» **Stated problem**: Pull every line containing "frac" out of the material below.

START Material shown

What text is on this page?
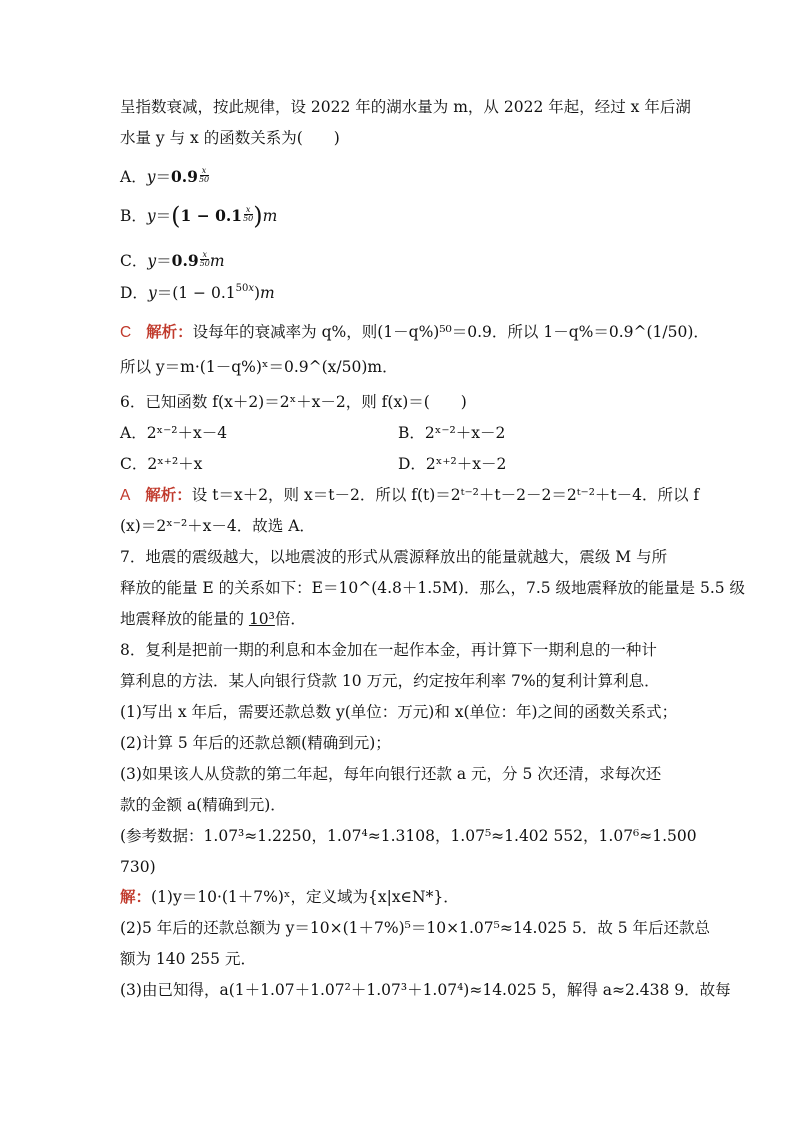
呈指数衰减，按此规律，设 2022 年的湖水量为 m，从 2022 年起，经过 x 年后湖
水量 y 与 x 的函数关系为(　　)
A．$y=0.9 \frac{x}{50}$
B．$y=(1 - 0.1 \frac{x}{50} )m$
C．$y=0.9 \frac{x}{50}$ m
D．$y=(1 - 0.1^{50x})m$
C 解析：设每年的衰减率为 q%，则(1－q%)⁵⁰＝0.9．所以 1－q%＝0.9^(1/50)．
所以 y＝m·(1－q%)ˣ＝0.9^(x/50)m．
6．已知函数 f(x＋2)＝2ˣ＋x－2，则 f(x)＝(　　)
A．2ˣ⁻²＋x－4	B．2ˣ⁻²＋x－2
C．2ˣ⁺²＋x	D．2ˣ⁺²＋x－2
A 解析：设 t＝x＋2，则 x＝t－2．所以 f(t)＝2ᵗ⁻²＋t－2－2＝2ᵗ⁻²＋t－4．所以 f
(x)＝2ˣ⁻²＋x－4．故选 A．
7．地震的震级越大，以地震波的形式从震源释放出的能量就越大，震级 M 与所
释放的能量 E 的关系如下：E＝10^(4.8＋1.5M)．那么，7.5 级地震释放的能量是 5.5 级
地震释放的能量的 10³倍．
8．复利是把前一期的利息和本金加在一起作本金，再计算下一期利息的一种计
算利息的方法．某人向银行贷款 10 万元，约定按年利率 7%的复利计算利息．
(1)写出 x 年后，需要还款总数 y(单位：万元)和 x(单位：年)之间的函数关系式；
(2)计算 5 年后的还款总额(精确到元)；
(3)如果该人从贷款的第二年起，每年向银行还款 a 元，分 5 次还清，求每次还
款的金额 a(精确到元)．
(参考数据：1.07³≈1.2250，1.07⁴≈1.3108，1.07⁵≈1.402 552，1.07⁶≈1.500
730)
解：(1)y＝10·(1＋7%)ˣ，定义域为{x|x∈N*}．
(2)5 年后的还款总额为 y＝10×(1＋7%)⁵＝10×1.07⁵≈14.025 5．故 5 年后还款总
额为 140 255 元．
(3)由已知得，a(1＋1.07＋1.07²＋1.07³＋1.07⁴)≈14.025 5，解得 a≈2.438 9．故每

END Material shown

» **Reply to the exercise**:
A．$y=0.9 \frac{x}{50}$
B．$y=(1 - 0.1 \frac{x}{50} )m$
C．$y=0.9 \frac{x}{50}$ m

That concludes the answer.